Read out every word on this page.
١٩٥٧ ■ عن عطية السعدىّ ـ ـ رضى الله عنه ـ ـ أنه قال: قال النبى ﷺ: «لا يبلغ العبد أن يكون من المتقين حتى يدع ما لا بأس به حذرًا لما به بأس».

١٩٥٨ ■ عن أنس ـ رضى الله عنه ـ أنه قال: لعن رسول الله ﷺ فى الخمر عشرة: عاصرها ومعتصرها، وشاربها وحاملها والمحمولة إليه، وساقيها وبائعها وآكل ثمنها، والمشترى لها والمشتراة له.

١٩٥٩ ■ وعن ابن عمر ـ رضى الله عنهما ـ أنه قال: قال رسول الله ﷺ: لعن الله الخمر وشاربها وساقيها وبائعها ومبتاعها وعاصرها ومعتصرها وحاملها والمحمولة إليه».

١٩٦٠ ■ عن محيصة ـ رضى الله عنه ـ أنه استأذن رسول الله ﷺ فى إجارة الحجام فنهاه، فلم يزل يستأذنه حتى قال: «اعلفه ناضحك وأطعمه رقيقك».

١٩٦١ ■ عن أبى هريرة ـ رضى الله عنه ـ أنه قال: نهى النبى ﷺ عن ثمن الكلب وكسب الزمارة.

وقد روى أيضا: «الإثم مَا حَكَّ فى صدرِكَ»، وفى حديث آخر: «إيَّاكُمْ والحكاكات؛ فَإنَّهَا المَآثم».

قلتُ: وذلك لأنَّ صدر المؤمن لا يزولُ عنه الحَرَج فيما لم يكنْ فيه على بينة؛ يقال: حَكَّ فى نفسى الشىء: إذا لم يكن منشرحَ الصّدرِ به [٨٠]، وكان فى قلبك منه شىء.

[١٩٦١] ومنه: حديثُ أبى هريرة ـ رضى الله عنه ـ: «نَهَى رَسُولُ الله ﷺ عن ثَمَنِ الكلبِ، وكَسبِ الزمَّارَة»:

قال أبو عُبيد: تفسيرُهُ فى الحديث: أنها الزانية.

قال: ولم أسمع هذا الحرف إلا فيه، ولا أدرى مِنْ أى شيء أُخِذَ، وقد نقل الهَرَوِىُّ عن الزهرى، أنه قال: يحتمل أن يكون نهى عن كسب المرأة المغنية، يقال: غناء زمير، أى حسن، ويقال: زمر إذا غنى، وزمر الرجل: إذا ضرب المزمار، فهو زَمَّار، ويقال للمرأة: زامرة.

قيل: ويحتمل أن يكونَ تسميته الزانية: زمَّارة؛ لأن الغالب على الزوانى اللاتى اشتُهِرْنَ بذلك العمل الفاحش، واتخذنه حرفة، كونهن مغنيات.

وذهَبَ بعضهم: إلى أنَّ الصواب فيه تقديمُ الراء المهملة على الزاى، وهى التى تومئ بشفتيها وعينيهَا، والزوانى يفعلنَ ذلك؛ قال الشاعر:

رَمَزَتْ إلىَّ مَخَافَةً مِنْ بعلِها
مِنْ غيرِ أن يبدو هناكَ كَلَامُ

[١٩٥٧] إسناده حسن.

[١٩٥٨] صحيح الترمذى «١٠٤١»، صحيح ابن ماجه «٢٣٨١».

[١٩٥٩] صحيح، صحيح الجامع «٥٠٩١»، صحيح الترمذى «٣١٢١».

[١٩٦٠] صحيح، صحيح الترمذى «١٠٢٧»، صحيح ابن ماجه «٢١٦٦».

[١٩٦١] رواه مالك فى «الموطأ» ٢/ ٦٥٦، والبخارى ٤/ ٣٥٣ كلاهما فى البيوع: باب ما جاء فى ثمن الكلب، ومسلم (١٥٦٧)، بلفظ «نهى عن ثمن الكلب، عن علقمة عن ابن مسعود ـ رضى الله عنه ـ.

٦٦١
-=-=-
Exercise description:
Your task is to quote all of the data word for word.

Exercise output:
Read out every word on this page.
١٩٥٧ ■ عن عطية السعدىّ ـ ـ رضى الله عنه ـ ـ أنه قال: قال النبى ﷺ: «لا يبلغ العبد أن يكون من المتقين حتى يدع ما لا بأس به حذرًا لما به بأس».

١٩٥٨ ■ عن أنس ـ رضى الله عنه ـ أنه قال: لعن رسول الله ﷺ فى الخمر عشرة: عاصرها ومعتصرها، وشاربها وحاملها والمحمولة إليه، وساقيها وبائعها وآكل ثمنها، والمشترى لها والمشتراة له.

١٩٥٩ ■ وعن ابن عمر ـ رضى الله عنهما ـ أنه قال: قال رسول الله ﷺ: لعن الله الخمر وشاربها وساقيها وبائعها ومبتاعها وعاصرها ومعتصرها وحاملها والمحمولة إليه».

١٩٦٠ ■ عن محيصة ـ رضى الله عنه ـ أنه استأذن رسول الله ﷺ فى إجارة الحجام فنهاه، فلم يزل يستأذنه حتى قال: «اعلفه ناضحك وأطعمه رقيقك».

١٩٦١ ■ عن أبى هريرة ـ رضى الله عنه ـ أنه قال: نهى النبى ﷺ عن ثمن الكلب وكسب الزمارة.

وقد روى أيضا: «الإثم مَا حَكَّ فى صدرِكَ»، وفى حديث آخر: «إيَّاكُمْ والحكاكات؛ فَإنَّهَا المَآثم».

قلتُ: وذلك لأنَّ صدر المؤمن لا يزولُ عنه الحَرَج فيما لم يكنْ فيه على بينة؛ يقال: حَكَّ فى نفسى الشىء: إذا لم يكن منشرحَ الصّدرِ به [٨٠]، وكان فى قلبك منه شىء.

[١٩٦١] ومنه: حديثُ أبى هريرة ـ رضى الله عنه ـ: «نَهَى رَسُولُ الله ﷺ عن ثَمَنِ الكلبِ، وكَسبِ الزمَّارَة»:

قال أبو عُبيد: تفسيرُهُ فى الحديث: أنها الزانية.

قال: ولم أسمع هذا الحرف إلا فيه، ولا أدرى مِنْ أى شيء أُخِذَ، وقد نقل الهَرَوِىُّ عن الزهرى، أنه قال: يحتمل أن يكون نهى عن كسب المرأة المغنية، يقال: غناء زمير، أى حسن، ويقال: زمر إذا غنى، وزمر الرجل: إذا ضرب المزمار، فهو زَمَّار، ويقال للمرأة: زامرة.

قيل: ويحتمل أن يكونَ تسميته الزانية: زمَّارة؛ لأن الغالب على الزوانى اللاتى اشتُهِرْنَ بذلك العمل الفاحش، واتخذنه حرفة، كونهن مغنيات.

وذهَبَ بعضهم: إلى أنَّ الصواب فيه تقديمُ الراء المهملة على الزاى، وهى التى تومئ بشفتيها وعينيهَا، والزوانى يفعلنَ ذلك؛ قال الشاعر:

رَمَزَتْ إلىَّ مَخَافَةً مِنْ بعلِها
مِنْ غيرِ أن يبدو هناكَ كَلَامُ

[١٩٥٧] إسناده حسن.

[١٩٥٨] صحيح الترمذى «١٠٤١»، صحيح ابن ماجه «٢٣٨١».

[١٩٥٩] صحيح، صحيح الجامع «٥٠٩١»، صحيح الترمذى «٣١٢١».

[١٩٦٠] صحيح، صحيح الترمذى «١٠٢٧»، صحيح ابن ماجه «٢١٦٦».

[١٩٦١] رواه مالك فى «الموطأ» ٢/ ٦٥٦، والبخارى ٤/ ٣٥٣ كلاهما فى البيوع: باب ما جاء فى ثمن الكلب، ومسلم (١٥٦٧)، بلفظ «نهى عن ثمن الكلب، عن علقمة عن ابن مسعود ـ رضى الله عنه ـ.

٦٦١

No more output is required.